[[ Input for this task, beginning ]]
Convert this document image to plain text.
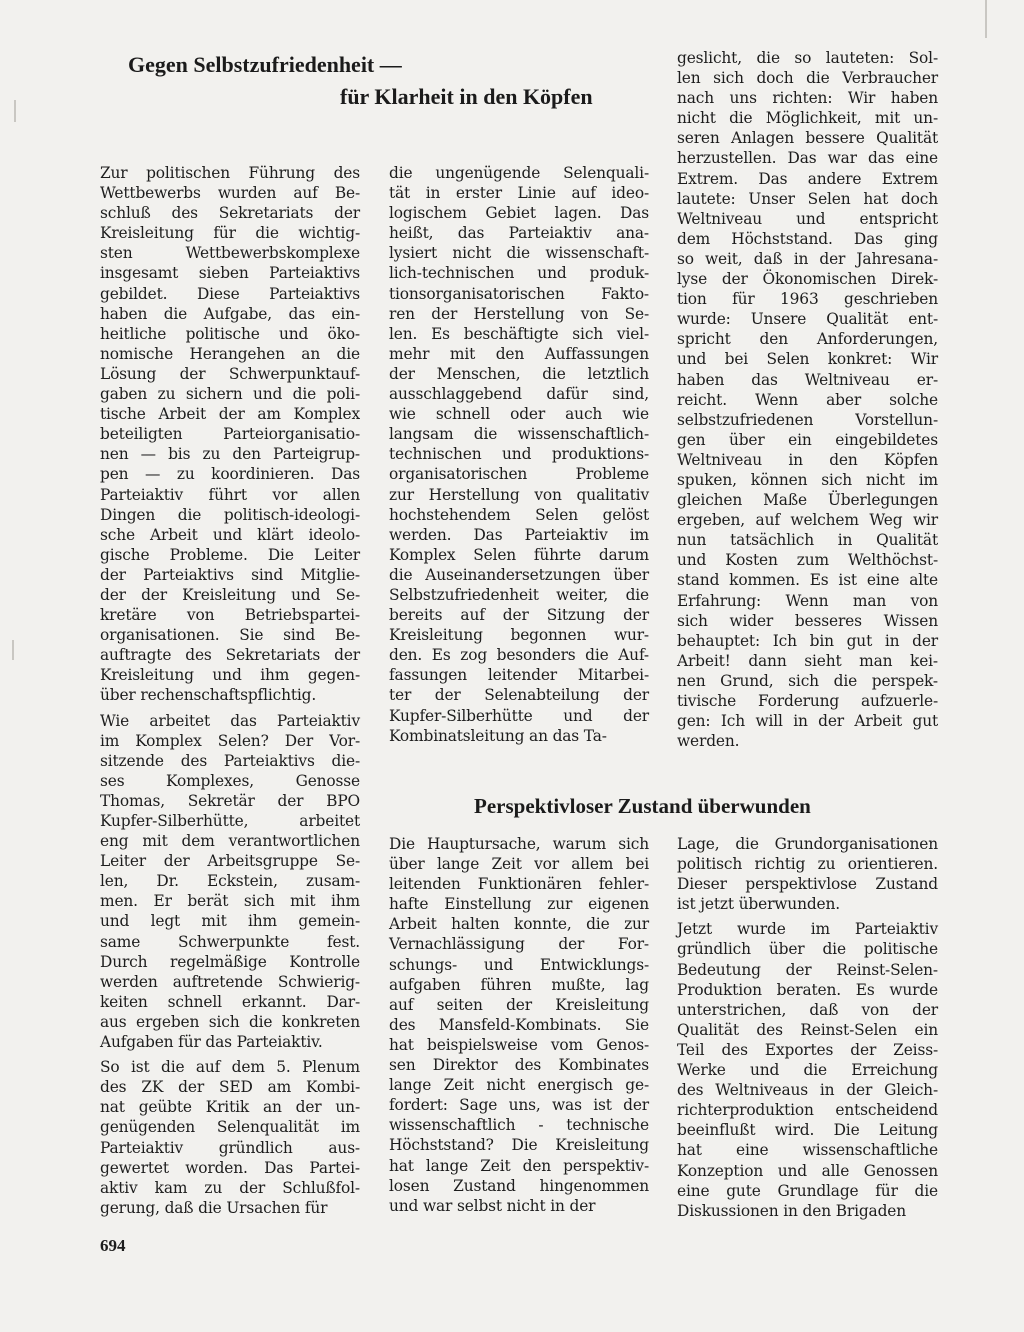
Gegen Selbstzufriedenheit —
für Klarheit in den Köpfen
Perspektivloser Zustand überwunden
Zur politischen Führung des
Wettbewerbs wurden auf Be-
schluß des Sekretariats der
Kreisleitung für die wichtig-
sten Wettbewerbskomplexe
insgesamt sieben Parteiaktivs
gebildet. Diese Parteiaktivs
haben die Aufgabe, das ein-
heitliche politische und öko-
nomische Herangehen an die
Lösung der Schwerpunktauf-
gaben zu sichern und die poli-
tische Arbeit der am Komplex
beteiligten Parteiorganisatio-
nen — bis zu den Parteigrup-
pen — zu koordinieren. Das
Parteiaktiv führt vor allen
Dingen die politisch-ideologi-
sche Arbeit und klärt ideolo-
gische Probleme. Die Leiter
der Parteiaktivs sind Mitglie-
der der Kreisleitung und Se-
kretäre von Betriebspartei-
organisationen. Sie sind Be-
auftragte des Sekretariats der
Kreisleitung und ihm gegen-
über rechenschaftspflichtig.
Wie arbeitet das Parteiaktiv
im Komplex Selen? Der Vor-
sitzende des Parteiaktivs die-
ses Komplexes, Genosse
Thomas, Sekretär der BPO
Kupfer-Silberhütte, arbeitet
eng mit dem verantwortlichen
Leiter der Arbeitsgruppe Se-
len, Dr. Eckstein, zusam-
men. Er berät sich mit ihm
und legt mit ihm gemein-
same Schwerpunkte fest.
Durch regelmäßige Kontrolle
werden auftretende Schwierig-
keiten schnell erkannt. Dar-
aus ergeben sich die konkreten
Aufgaben für das Parteiaktiv.
So ist die auf dem 5. Plenum
des ZK der SED am Kombi-
nat geübte Kritik an der un-
genügenden Selenqualität im
Parteiaktiv gründlich aus-
gewertet worden. Das Partei-
aktiv kam zu der Schlußfol-
gerung, daß die Ursachen für
die ungenügende Selenquali-
tät in erster Linie auf ideo-
logischem Gebiet lagen. Das
heißt, das Parteiaktiv ana-
lysiert nicht die wissenschaft-
lich-technischen und produk-
tionsorganisatorischen Fakto-
ren der Herstellung von Se-
len. Es beschäftigte sich viel-
mehr mit den Auffassungen
der Menschen, die letztlich
ausschlaggebend dafür sind,
wie schnell oder auch wie
langsam die wissenschaftlich-
technischen und produktions-
organisatorischen Probleme
zur Herstellung von qualitativ
hochstehendem Selen gelöst
werden. Das Parteiaktiv im
Komplex Selen führte darum
die Auseinandersetzungen über
Selbstzufriedenheit weiter, die
bereits auf der Sitzung der
Kreisleitung begonnen wur-
den. Es zog besonders die Auf-
fassungen leitender Mitarbei-
ter der Selenabteilung der
Kupfer-Silberhütte und der
Kombinatsleitung an das Ta-
geslicht, die so lauteten: Sol-
len sich doch die Verbraucher
nach uns richten: Wir haben
nicht die Möglichkeit, mit un-
seren Anlagen bessere Qualität
herzustellen. Das war das eine
Extrem. Das andere Extrem
lautete: Unser Selen hat doch
Weltniveau und entspricht
dem Höchststand. Das ging
so weit, daß in der Jahresana-
lyse der Ökonomischen Direk-
tion für 1963 geschrieben
wurde: Unsere Qualität ent-
spricht den Anforderungen,
und bei Selen konkret: Wir
haben das Weltniveau er-
reicht. Wenn aber solche
selbstzufriedenen Vorstellun-
gen über ein eingebildetes
Weltniveau in den Köpfen
spuken, können sich nicht im
gleichen Maße Überlegungen
ergeben, auf welchem Weg wir
nun tatsächlich in Qualität
und Kosten zum Welthöchst-
stand kommen. Es ist eine alte
Erfahrung: Wenn man von
sich wider besseres Wissen
behauptet: Ich bin gut in der
Arbeit! dann sieht man kei-
nen Grund, sich die perspek-
tivische Forderung aufzuerle-
gen: Ich will in der Arbeit gut
werden.
Die Hauptursache, warum sich
über lange Zeit vor allem bei
leitenden Funktionären fehler-
hafte Einstellung zur eigenen
Arbeit halten konnte, die zur
Vernachlässigung der For-
schungs- und Entwicklungs-
aufgaben führen mußte, lag
auf seiten der Kreisleitung
des Mansfeld-Kombinats. Sie
hat beispielsweise vom Genos-
sen Direktor des Kombinates
lange Zeit nicht energisch ge-
fordert: Sage uns, was ist der
wissenschaftlich - technische
Höchststand? Die Kreisleitung
hat lange Zeit den perspektiv-
losen Zustand hingenommen
und war selbst nicht in der
Lage, die Grundorganisationen
politisch richtig zu orientieren.
Dieser perspektivlose Zustand
ist jetzt überwunden.
Jetzt wurde im Parteiaktiv
gründlich über die politische
Bedeutung der Reinst-Selen-
Produktion beraten. Es wurde
unterstrichen, daß von der
Qualität des Reinst-Selen ein
Teil des Exportes der Zeiss-
Werke und die Erreichung
des Weltniveaus in der Gleich-
richterproduktion entscheidend
beeinflußt wird. Die Leitung
hat eine wissenschaftliche
Konzeption und alle Genossen
eine gute Grundlage für die
Diskussionen in den Brigaden

694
[[ Input for this task, end ]]
When a line in the material above includes the word "doch", copy that line.

Solution -
len sich doch die Verbraucher
lautete: Unser Selen hat doch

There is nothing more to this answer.